_Data excerpts_

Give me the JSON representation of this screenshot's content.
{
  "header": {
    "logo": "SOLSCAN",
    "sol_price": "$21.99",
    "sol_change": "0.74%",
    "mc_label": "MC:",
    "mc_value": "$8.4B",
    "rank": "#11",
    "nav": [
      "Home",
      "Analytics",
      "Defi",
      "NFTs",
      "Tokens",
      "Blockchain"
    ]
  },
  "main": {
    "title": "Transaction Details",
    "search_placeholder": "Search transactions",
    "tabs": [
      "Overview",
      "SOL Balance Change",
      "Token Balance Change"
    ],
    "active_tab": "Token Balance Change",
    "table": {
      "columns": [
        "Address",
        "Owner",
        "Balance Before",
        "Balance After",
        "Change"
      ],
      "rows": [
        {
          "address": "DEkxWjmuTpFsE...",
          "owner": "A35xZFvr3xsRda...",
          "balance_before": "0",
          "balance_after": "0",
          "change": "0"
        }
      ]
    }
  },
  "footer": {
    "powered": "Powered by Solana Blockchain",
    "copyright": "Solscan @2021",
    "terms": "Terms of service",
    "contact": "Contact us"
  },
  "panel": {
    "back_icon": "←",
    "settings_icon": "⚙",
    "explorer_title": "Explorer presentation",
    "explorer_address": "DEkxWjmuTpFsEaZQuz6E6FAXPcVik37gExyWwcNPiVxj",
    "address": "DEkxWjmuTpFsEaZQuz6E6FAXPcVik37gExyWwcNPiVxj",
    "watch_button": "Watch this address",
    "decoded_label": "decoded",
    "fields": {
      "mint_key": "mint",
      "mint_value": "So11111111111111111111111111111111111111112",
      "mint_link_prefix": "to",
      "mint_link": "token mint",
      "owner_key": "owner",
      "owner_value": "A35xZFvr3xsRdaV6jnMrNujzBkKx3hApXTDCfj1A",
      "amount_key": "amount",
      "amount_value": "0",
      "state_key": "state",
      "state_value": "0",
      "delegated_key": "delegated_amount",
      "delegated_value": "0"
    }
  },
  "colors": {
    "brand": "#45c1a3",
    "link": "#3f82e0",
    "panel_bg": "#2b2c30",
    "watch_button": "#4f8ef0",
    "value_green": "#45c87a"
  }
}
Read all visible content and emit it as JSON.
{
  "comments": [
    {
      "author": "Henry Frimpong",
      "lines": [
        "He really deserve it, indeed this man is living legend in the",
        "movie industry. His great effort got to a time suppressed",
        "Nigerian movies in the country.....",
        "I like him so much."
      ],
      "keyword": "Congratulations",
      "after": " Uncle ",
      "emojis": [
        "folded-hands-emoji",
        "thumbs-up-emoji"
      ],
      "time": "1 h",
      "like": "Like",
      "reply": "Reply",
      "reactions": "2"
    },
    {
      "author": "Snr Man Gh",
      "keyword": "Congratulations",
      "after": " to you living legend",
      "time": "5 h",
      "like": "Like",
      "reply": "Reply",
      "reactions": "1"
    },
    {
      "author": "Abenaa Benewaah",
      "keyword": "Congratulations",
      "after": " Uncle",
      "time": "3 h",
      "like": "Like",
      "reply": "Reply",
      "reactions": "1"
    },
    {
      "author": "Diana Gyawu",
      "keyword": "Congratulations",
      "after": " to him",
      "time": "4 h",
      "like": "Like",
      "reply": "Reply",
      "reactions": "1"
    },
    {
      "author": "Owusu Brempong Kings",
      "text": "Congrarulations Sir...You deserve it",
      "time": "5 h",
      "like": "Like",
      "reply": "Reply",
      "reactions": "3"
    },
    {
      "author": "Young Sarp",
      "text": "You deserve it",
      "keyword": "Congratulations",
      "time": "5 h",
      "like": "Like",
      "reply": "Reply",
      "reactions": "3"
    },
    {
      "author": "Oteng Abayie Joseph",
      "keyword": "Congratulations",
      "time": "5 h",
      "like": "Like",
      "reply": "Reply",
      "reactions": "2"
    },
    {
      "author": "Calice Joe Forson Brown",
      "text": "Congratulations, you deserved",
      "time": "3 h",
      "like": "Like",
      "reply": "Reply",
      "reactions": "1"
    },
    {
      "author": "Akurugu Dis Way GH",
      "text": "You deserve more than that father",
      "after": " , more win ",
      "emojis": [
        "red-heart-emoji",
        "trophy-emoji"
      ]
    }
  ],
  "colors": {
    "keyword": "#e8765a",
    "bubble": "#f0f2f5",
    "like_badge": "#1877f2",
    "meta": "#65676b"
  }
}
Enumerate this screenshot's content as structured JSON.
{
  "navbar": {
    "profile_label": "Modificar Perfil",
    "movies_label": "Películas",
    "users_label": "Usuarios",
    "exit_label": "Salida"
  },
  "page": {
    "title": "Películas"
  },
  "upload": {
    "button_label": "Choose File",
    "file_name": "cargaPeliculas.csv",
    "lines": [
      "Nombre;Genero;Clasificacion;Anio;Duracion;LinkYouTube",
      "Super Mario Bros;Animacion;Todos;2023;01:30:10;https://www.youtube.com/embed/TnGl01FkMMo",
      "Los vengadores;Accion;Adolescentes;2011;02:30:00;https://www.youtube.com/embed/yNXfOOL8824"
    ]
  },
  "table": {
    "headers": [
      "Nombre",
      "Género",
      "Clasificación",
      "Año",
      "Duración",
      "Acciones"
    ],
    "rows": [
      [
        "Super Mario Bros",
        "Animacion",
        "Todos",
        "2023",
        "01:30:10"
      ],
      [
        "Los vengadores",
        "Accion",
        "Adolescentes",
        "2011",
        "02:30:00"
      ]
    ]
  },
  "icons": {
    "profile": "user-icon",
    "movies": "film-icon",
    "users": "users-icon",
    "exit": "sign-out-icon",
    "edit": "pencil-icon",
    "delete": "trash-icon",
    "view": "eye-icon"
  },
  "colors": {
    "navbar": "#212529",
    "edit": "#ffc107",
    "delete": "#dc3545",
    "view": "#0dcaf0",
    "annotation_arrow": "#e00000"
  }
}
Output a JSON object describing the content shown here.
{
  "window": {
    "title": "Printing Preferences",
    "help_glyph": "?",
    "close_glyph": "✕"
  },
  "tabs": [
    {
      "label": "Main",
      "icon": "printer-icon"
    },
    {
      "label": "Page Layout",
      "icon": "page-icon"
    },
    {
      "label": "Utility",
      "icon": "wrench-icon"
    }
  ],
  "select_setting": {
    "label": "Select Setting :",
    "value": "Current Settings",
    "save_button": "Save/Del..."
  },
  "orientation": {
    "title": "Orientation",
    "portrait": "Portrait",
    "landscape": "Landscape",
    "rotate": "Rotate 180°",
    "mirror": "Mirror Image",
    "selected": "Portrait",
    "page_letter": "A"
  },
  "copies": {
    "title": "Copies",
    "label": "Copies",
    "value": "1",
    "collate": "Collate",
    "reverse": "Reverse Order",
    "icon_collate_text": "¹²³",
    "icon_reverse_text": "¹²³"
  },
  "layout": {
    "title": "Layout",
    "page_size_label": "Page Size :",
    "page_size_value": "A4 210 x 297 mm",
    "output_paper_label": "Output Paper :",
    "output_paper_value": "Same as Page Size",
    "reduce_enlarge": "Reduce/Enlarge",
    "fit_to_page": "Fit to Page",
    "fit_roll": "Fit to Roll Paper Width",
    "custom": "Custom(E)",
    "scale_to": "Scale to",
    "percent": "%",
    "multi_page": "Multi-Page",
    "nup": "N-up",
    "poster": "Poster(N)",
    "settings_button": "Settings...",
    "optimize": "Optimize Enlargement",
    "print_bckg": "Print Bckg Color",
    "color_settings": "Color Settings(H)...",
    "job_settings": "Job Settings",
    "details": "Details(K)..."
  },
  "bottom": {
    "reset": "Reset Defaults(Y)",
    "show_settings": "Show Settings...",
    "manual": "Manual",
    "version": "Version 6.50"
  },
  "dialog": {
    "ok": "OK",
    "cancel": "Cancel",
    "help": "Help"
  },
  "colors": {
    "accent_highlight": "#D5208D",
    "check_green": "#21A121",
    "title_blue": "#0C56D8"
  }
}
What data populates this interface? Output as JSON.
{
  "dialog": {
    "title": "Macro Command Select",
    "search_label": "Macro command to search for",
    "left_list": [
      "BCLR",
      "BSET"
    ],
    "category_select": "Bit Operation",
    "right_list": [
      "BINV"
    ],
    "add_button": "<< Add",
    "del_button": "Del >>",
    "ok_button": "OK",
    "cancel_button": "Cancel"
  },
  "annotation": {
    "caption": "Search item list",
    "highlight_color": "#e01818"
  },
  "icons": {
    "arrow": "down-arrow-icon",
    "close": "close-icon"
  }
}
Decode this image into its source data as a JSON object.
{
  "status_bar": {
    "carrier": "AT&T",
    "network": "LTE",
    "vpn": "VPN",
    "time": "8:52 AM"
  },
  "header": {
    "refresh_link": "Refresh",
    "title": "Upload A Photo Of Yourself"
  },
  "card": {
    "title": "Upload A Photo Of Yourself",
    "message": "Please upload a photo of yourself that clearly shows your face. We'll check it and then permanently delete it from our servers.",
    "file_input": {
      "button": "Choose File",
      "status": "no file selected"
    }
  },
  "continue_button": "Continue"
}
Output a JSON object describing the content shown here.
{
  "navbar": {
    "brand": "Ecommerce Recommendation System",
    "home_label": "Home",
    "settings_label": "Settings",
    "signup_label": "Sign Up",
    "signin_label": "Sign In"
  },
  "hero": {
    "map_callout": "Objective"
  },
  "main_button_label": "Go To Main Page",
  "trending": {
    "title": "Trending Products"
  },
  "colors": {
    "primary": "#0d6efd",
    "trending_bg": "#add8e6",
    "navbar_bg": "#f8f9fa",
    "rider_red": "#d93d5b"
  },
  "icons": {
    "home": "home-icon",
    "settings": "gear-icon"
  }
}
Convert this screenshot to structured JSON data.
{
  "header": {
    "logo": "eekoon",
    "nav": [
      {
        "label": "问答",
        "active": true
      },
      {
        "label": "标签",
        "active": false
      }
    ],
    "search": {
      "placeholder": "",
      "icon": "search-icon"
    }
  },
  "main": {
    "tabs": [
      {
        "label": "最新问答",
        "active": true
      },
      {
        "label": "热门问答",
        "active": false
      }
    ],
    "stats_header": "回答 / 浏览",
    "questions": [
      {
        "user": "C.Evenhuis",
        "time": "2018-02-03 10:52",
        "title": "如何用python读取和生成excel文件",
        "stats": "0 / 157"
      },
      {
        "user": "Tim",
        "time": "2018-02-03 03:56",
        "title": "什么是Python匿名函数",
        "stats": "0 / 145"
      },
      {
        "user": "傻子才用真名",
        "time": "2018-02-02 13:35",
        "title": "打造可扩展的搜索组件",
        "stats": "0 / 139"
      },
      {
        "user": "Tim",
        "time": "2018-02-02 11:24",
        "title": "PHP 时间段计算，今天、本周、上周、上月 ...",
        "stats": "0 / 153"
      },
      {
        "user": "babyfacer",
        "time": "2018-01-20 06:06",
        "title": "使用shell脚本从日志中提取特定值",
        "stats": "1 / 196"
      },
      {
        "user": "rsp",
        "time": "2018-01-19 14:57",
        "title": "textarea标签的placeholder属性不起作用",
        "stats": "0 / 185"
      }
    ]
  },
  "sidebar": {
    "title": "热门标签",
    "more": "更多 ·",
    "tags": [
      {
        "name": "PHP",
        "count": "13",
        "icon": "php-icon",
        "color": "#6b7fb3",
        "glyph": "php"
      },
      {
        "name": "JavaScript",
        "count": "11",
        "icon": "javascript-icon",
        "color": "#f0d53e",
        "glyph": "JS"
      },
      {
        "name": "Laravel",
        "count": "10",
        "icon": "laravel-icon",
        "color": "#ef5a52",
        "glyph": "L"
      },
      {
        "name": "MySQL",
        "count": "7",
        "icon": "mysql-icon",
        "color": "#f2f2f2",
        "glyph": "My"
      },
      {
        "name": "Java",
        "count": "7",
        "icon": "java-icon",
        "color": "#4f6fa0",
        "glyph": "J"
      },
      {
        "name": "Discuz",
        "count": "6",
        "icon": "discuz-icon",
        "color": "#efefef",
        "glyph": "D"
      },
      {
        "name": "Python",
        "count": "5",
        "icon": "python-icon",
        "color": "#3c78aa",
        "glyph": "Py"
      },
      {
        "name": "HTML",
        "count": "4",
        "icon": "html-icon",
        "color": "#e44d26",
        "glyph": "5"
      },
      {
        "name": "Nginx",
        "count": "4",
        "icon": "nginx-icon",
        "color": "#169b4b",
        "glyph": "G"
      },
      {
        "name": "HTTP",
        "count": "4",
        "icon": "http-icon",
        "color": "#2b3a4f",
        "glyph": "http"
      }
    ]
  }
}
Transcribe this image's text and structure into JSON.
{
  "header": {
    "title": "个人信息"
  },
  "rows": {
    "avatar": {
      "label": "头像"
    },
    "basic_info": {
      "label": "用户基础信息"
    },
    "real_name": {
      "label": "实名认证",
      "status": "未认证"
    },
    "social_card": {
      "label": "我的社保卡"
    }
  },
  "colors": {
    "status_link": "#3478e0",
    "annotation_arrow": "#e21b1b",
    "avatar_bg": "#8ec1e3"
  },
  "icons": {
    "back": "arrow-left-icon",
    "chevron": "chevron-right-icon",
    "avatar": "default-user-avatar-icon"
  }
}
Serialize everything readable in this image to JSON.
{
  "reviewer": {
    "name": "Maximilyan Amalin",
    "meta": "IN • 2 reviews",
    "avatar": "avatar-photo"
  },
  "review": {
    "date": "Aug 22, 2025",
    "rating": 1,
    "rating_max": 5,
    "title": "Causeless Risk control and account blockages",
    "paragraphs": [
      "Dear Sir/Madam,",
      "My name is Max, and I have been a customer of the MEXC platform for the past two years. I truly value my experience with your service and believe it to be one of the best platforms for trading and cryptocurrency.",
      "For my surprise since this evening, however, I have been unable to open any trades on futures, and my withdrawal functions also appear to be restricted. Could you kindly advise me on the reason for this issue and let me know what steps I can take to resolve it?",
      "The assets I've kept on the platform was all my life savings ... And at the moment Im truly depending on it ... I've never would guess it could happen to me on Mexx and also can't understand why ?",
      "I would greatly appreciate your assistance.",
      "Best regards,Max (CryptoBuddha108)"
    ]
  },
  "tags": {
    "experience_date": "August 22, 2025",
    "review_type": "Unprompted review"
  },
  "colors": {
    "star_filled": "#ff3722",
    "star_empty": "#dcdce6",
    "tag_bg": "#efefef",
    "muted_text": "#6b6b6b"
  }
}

_WRITTEN INSTRUCTION_
Copy out every line holding the string "brand".

_TASK OUTPUT_
    "brand": "#45c1a3",
    "brand": "Ecommerce Recommendation System",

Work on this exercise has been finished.